_Short exercise_. Provide only the number of lines in the data below that contain the word "BWHIST".

_The data_.
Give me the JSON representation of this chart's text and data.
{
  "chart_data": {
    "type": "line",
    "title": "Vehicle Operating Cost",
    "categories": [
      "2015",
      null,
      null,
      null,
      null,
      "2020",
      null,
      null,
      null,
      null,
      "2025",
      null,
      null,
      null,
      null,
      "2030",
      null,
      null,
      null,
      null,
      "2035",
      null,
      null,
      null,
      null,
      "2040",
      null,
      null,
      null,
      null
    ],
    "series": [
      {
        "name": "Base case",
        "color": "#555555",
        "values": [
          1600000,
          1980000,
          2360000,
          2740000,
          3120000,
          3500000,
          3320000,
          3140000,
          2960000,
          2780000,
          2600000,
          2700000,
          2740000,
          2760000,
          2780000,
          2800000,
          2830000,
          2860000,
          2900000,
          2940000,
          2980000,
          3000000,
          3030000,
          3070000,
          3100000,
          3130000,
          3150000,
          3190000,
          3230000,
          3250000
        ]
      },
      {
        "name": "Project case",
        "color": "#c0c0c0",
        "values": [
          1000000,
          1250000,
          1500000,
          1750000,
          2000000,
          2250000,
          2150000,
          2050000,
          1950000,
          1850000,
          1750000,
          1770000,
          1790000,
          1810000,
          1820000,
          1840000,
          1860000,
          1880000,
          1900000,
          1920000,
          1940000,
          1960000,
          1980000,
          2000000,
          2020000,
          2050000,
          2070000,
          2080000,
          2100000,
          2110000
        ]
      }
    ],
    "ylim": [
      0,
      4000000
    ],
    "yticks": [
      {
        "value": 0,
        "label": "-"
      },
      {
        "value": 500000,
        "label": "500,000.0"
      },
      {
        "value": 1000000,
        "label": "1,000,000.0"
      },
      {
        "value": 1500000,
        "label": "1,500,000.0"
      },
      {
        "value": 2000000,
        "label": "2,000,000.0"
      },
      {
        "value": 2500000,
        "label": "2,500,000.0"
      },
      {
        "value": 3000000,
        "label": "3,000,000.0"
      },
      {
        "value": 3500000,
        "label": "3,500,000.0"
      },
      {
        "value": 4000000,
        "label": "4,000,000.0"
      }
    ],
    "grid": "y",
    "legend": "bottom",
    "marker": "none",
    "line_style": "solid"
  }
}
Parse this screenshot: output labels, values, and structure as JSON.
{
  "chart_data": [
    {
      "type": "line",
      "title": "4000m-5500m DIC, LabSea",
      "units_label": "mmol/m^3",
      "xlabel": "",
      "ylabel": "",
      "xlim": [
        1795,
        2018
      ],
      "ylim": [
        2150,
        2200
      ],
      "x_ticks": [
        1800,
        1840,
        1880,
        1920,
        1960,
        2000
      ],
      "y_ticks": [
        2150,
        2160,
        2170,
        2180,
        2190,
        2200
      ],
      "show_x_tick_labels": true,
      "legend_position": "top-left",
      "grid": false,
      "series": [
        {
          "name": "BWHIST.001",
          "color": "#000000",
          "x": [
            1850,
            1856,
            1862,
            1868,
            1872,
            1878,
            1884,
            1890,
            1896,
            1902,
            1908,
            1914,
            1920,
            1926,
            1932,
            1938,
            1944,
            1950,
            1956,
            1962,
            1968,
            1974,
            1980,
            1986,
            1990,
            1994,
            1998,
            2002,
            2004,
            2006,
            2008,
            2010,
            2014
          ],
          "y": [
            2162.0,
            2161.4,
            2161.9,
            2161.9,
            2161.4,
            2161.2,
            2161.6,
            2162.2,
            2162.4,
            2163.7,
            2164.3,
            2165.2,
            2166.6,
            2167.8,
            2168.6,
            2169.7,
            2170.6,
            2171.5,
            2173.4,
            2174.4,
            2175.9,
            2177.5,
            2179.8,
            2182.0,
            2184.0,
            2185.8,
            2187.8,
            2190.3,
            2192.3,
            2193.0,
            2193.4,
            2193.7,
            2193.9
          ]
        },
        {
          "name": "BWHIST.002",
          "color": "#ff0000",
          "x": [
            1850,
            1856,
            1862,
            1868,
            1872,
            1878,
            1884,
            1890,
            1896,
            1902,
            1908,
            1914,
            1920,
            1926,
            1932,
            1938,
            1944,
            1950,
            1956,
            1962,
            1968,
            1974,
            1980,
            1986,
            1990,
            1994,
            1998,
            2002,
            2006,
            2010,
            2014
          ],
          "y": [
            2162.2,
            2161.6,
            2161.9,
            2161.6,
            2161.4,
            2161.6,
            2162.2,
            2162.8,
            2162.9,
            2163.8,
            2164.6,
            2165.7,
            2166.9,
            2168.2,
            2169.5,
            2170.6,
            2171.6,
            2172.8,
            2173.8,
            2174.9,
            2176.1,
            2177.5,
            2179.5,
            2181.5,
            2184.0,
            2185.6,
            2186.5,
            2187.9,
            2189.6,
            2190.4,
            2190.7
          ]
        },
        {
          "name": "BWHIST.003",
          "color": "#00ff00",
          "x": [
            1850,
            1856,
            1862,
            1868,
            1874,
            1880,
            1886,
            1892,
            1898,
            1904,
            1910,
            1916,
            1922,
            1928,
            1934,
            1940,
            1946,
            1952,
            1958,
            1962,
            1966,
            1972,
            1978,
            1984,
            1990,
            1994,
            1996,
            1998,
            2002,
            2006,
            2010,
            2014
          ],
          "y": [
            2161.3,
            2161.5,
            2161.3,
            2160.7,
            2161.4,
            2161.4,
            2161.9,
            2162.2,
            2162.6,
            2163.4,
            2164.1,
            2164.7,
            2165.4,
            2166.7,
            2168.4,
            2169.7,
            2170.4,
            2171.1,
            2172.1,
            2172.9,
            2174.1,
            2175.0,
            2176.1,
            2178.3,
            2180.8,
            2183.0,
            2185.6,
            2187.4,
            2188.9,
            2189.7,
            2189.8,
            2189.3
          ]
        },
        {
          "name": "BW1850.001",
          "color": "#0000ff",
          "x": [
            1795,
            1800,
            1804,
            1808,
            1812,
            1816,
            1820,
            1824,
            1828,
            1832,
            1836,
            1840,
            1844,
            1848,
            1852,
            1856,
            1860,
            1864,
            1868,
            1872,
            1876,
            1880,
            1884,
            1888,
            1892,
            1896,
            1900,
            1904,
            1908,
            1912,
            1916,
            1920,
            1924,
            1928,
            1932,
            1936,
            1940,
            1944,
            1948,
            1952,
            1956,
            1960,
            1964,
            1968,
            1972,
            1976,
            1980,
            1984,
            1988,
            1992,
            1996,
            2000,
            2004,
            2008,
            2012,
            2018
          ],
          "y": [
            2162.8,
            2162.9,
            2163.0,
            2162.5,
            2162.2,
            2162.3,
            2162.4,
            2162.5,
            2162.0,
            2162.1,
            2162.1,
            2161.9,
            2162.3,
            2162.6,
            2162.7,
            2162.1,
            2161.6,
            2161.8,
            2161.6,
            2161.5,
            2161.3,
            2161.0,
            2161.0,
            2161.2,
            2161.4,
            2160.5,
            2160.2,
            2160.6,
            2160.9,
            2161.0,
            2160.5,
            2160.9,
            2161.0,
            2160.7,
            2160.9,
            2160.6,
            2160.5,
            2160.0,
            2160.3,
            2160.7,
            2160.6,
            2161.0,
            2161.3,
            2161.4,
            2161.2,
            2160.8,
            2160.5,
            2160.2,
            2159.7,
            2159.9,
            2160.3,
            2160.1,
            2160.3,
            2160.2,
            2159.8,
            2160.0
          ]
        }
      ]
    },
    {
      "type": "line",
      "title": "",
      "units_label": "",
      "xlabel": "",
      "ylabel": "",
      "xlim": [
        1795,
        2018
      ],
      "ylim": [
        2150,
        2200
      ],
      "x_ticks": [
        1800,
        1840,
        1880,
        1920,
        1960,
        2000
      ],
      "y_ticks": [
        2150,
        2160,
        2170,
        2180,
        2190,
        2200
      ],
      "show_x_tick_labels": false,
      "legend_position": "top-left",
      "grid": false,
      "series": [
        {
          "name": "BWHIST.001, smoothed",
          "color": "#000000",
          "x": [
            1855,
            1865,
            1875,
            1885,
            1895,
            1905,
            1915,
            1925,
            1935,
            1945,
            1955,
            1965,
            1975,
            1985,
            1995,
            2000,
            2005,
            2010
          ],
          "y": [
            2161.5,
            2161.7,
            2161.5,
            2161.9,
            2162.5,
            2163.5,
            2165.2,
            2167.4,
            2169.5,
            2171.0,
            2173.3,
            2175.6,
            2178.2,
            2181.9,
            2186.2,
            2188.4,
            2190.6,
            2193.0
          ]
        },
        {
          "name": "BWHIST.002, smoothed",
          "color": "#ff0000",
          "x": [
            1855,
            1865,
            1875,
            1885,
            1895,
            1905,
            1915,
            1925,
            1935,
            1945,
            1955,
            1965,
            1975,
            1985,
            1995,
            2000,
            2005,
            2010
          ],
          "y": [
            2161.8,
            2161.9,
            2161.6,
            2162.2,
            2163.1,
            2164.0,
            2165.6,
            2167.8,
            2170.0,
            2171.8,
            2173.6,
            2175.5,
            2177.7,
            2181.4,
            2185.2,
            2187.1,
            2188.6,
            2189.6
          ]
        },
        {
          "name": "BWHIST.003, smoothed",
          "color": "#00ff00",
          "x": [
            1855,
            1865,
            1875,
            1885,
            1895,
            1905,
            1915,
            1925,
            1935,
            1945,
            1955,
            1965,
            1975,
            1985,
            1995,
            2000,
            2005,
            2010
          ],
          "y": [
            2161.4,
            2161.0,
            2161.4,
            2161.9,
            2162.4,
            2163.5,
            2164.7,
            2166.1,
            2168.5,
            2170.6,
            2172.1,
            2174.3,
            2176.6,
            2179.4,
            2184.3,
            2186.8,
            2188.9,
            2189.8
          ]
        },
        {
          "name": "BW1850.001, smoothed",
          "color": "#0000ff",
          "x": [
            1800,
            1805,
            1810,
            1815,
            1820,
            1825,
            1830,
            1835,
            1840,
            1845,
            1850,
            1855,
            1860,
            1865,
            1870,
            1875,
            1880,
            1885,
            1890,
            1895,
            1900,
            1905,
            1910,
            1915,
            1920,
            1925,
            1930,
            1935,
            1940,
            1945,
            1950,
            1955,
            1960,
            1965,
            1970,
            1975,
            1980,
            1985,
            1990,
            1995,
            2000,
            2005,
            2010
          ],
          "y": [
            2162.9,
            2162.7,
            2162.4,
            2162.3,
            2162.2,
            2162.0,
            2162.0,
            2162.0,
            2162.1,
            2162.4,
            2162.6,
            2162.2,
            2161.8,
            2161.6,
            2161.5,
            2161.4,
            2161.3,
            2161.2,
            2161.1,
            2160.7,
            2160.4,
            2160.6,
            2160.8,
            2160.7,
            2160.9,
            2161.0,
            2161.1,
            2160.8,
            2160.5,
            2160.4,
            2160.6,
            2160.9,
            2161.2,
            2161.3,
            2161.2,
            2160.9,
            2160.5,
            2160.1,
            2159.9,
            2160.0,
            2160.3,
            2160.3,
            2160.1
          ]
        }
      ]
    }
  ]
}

_The answer_. 6